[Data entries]
● ● ● ● ● ● ●
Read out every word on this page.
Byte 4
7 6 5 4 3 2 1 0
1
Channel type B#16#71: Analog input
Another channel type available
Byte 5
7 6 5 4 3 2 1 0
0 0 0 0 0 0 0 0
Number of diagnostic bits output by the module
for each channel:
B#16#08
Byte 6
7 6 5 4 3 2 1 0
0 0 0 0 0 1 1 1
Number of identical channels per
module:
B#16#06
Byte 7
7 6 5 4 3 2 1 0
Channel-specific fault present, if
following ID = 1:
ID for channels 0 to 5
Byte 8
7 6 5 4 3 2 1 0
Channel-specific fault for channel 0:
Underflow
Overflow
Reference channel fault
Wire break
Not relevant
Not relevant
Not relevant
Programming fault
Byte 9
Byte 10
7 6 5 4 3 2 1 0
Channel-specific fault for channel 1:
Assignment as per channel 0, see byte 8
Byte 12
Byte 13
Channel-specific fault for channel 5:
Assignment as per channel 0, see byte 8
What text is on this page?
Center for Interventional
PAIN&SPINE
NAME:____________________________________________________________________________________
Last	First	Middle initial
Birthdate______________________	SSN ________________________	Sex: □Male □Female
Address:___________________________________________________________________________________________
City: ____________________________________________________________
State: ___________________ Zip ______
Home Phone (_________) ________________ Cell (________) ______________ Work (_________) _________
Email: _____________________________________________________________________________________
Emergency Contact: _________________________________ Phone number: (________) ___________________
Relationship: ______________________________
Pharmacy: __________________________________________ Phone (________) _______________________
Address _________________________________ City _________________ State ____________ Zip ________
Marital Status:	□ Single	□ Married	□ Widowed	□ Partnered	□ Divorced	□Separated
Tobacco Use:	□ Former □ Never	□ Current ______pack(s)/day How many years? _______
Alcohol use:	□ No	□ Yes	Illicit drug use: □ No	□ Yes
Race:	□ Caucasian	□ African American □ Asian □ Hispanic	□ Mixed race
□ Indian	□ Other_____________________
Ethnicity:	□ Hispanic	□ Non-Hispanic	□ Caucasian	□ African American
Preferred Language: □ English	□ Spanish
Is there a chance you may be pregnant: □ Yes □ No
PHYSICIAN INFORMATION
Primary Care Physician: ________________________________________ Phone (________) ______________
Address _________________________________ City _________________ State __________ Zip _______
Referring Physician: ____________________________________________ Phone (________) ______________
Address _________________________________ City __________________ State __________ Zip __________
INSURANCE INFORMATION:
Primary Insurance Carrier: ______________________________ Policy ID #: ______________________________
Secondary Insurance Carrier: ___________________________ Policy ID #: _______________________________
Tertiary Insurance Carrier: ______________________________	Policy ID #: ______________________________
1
● ● ● ● ● ● ●
What this task involves: Gather all lines with the string "American" from the data.

Written response:
Race:	□ Caucasian	□ African American □ Asian □ Hispanic	□ Mixed race
Ethnicity:	□ Hispanic	□ Non-Hispanic	□ Caucasian	□ African American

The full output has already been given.